What you need to do »
The records that follow are to be transcribed in full, without their images.
________________________
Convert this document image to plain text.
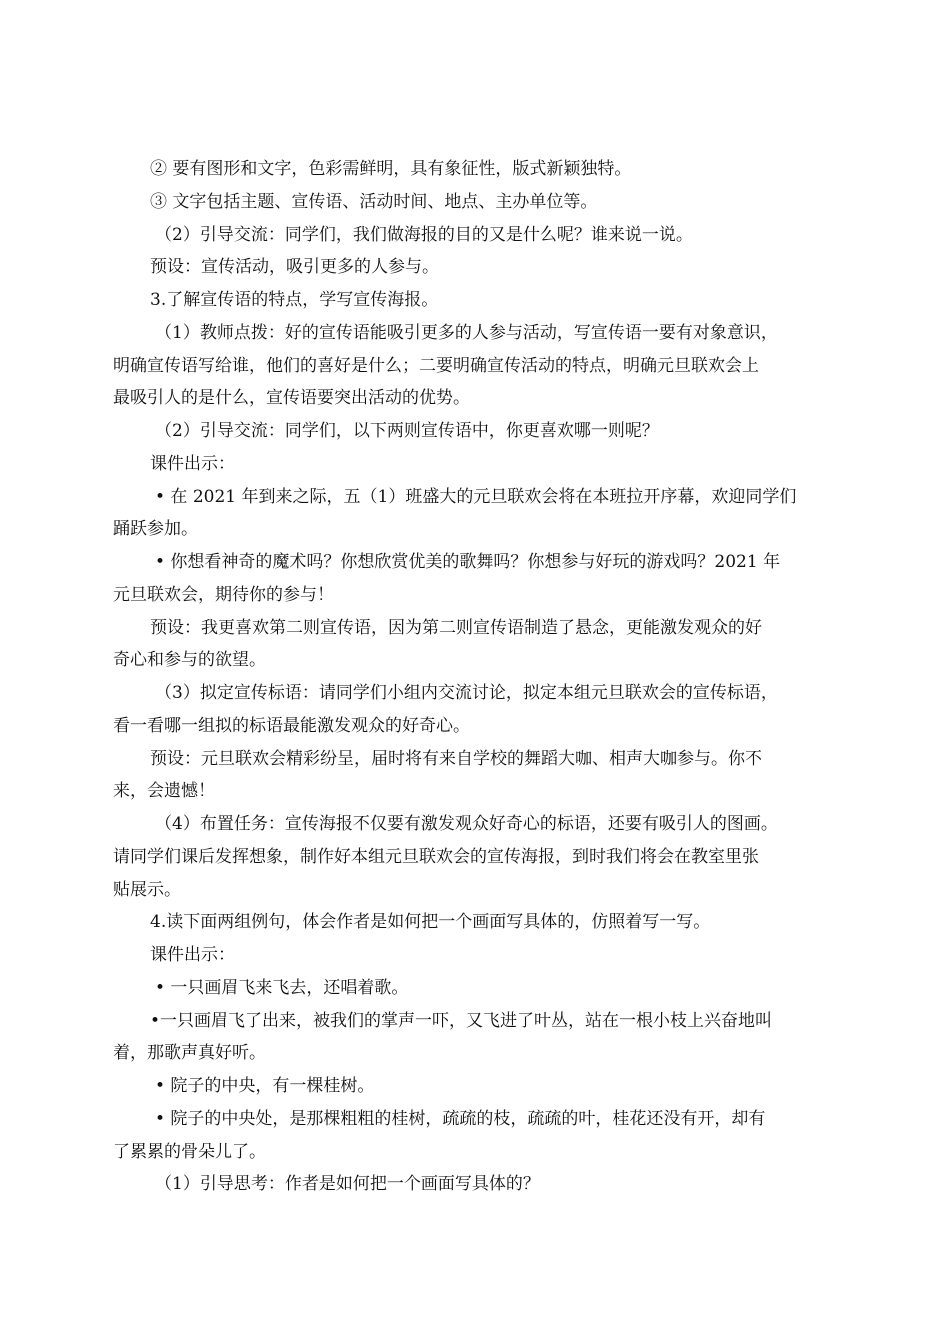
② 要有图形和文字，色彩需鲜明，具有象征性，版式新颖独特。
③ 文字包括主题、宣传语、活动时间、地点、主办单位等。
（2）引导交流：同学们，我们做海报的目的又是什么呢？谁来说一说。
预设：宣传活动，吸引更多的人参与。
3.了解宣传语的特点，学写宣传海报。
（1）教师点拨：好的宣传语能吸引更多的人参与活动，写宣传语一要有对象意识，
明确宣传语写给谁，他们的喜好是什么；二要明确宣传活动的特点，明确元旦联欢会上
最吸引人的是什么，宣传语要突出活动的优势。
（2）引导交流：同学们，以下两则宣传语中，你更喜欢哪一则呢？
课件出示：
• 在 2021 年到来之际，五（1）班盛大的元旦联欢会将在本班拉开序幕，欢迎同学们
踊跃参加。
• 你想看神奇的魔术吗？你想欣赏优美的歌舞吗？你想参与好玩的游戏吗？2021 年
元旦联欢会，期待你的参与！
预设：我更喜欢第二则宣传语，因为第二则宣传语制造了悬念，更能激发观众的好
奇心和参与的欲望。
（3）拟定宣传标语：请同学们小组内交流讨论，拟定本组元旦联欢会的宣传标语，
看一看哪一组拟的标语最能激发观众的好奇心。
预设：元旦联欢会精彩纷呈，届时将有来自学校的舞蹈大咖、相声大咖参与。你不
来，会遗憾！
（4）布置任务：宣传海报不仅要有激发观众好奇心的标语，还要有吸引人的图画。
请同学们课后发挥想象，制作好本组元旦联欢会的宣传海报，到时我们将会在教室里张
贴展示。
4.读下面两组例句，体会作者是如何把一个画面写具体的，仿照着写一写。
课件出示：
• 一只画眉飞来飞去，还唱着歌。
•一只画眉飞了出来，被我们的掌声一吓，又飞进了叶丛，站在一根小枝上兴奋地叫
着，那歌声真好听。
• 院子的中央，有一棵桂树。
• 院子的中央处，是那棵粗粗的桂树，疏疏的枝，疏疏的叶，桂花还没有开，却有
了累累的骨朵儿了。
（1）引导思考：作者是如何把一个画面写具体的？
________________________
Full response »
Convert this document image to plain text.
② 要有图形和文字，色彩需鲜明，具有象征性，版式新颖独特。
③ 文字包括主题、宣传语、活动时间、地点、主办单位等。
（2）引导交流：同学们，我们做海报的目的又是什么呢？谁来说一说。
预设：宣传活动，吸引更多的人参与。
3.了解宣传语的特点，学写宣传海报。
（1）教师点拨：好的宣传语能吸引更多的人参与活动，写宣传语一要有对象意识，
明确宣传语写给谁，他们的喜好是什么；二要明确宣传活动的特点，明确元旦联欢会上
最吸引人的是什么，宣传语要突出活动的优势。
（2）引导交流：同学们，以下两则宣传语中，你更喜欢哪一则呢？
课件出示：
• 在 2021 年到来之际，五（1）班盛大的元旦联欢会将在本班拉开序幕，欢迎同学们
踊跃参加。
• 你想看神奇的魔术吗？你想欣赏优美的歌舞吗？你想参与好玩的游戏吗？2021 年
元旦联欢会，期待你的参与！
预设：我更喜欢第二则宣传语，因为第二则宣传语制造了悬念，更能激发观众的好
奇心和参与的欲望。
（3）拟定宣传标语：请同学们小组内交流讨论，拟定本组元旦联欢会的宣传标语，
看一看哪一组拟的标语最能激发观众的好奇心。
预设：元旦联欢会精彩纷呈，届时将有来自学校的舞蹈大咖、相声大咖参与。你不
来，会遗憾！
（4）布置任务：宣传海报不仅要有激发观众好奇心的标语，还要有吸引人的图画。
请同学们课后发挥想象，制作好本组元旦联欢会的宣传海报，到时我们将会在教室里张
贴展示。
4.读下面两组例句，体会作者是如何把一个画面写具体的，仿照着写一写。
课件出示：
• 一只画眉飞来飞去，还唱着歌。
•一只画眉飞了出来，被我们的掌声一吓，又飞进了叶丛，站在一根小枝上兴奋地叫
着，那歌声真好听。
• 院子的中央，有一棵桂树。
• 院子的中央处，是那棵粗粗的桂树，疏疏的枝，疏疏的叶，桂花还没有开，却有
了累累的骨朵儿了。
（1）引导思考：作者是如何把一个画面写具体的？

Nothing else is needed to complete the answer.